Input for this task

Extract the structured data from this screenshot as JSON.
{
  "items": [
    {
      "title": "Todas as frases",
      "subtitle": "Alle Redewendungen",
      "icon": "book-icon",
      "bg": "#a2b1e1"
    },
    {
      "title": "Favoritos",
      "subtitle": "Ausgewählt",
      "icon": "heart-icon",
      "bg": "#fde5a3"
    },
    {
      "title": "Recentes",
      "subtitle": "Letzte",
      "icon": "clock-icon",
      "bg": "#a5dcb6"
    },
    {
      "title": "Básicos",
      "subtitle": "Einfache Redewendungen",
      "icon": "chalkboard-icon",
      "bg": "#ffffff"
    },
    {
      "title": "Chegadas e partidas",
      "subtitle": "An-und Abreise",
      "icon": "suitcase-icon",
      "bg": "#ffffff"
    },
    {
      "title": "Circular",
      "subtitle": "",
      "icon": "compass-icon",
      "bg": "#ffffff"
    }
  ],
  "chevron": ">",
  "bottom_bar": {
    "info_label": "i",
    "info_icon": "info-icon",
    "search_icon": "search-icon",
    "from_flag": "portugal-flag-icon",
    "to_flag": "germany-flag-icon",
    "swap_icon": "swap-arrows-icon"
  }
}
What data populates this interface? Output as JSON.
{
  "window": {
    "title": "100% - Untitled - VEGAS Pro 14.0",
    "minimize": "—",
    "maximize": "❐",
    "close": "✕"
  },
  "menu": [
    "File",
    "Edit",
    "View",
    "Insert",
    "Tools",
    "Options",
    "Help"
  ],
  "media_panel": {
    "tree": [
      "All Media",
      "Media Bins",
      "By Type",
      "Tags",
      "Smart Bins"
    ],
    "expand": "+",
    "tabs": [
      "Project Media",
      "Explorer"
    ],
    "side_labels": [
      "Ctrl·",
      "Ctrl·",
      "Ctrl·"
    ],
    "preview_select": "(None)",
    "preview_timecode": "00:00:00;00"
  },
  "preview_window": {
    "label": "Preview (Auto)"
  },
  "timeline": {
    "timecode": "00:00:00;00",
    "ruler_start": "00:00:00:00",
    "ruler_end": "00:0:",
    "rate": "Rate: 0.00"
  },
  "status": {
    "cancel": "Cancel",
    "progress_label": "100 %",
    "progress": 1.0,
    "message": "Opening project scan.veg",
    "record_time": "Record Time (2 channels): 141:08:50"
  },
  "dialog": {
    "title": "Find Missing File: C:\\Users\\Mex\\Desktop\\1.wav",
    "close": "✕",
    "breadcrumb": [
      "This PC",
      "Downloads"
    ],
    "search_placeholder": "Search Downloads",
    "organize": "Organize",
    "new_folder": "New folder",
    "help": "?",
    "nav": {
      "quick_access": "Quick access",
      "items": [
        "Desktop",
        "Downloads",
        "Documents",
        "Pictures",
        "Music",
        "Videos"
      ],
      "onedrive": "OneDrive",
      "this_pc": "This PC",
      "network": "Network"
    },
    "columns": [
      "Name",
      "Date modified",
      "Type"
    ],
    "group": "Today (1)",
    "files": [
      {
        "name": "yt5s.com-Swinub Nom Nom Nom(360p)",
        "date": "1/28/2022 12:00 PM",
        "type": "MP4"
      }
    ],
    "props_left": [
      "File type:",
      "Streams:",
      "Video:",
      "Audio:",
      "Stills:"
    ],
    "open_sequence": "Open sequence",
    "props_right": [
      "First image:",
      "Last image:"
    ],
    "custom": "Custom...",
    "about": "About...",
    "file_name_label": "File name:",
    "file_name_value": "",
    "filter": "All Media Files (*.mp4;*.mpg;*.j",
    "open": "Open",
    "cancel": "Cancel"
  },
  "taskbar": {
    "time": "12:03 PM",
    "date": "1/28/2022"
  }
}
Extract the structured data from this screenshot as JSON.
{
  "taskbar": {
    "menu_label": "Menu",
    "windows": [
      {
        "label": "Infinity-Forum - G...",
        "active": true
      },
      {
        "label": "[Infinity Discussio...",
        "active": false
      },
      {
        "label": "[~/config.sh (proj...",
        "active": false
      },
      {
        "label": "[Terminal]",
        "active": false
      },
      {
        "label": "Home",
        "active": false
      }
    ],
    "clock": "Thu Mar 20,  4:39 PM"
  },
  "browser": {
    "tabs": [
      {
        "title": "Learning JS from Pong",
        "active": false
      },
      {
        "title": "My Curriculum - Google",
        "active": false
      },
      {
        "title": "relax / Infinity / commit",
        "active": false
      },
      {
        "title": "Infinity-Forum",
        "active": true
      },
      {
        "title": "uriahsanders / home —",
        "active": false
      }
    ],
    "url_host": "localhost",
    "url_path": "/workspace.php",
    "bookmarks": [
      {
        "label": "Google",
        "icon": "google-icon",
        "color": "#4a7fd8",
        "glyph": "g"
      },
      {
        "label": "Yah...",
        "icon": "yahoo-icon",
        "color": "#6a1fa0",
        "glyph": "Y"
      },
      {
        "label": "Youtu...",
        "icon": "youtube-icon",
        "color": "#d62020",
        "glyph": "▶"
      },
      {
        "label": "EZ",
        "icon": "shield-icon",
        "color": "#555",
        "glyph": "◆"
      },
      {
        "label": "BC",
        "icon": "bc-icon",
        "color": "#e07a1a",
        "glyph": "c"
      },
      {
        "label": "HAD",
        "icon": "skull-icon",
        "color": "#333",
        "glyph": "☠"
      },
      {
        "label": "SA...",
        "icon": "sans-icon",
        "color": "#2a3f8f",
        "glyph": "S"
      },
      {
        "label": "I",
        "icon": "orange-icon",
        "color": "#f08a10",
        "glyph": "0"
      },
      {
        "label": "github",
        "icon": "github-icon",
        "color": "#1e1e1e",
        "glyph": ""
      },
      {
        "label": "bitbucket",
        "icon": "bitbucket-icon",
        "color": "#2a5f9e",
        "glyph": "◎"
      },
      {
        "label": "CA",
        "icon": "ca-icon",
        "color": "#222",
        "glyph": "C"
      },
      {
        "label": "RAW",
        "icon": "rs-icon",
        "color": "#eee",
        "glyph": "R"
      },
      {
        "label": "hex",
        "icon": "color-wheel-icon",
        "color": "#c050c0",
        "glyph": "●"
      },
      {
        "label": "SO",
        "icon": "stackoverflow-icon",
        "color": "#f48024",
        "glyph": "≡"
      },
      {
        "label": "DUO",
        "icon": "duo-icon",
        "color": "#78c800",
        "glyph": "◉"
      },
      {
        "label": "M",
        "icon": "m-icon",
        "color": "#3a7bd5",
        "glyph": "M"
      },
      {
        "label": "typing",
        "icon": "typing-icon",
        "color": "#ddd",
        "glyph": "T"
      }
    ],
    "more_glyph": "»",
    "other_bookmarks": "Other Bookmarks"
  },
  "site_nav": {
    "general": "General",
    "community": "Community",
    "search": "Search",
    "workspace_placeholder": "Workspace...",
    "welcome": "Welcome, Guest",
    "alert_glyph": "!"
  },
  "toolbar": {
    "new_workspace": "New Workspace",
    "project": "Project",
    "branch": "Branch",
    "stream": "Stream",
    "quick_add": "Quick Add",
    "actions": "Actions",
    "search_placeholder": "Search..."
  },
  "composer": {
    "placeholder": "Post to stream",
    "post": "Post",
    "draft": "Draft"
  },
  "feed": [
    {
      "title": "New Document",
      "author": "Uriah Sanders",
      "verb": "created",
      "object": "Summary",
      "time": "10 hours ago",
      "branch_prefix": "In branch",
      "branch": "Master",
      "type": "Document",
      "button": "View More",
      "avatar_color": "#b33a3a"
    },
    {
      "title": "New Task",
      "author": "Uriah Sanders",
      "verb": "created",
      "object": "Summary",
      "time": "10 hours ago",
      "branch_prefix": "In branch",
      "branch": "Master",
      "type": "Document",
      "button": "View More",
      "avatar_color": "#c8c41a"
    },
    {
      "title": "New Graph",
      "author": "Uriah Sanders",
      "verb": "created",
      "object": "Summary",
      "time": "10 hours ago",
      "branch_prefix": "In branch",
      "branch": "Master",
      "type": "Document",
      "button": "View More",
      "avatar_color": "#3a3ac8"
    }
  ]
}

Exercise description
Take every line containing the word "clock" and copy it.

Task result
      "icon": "clock-icon",
    "clock": "Thu Mar 20,  4:39 PM"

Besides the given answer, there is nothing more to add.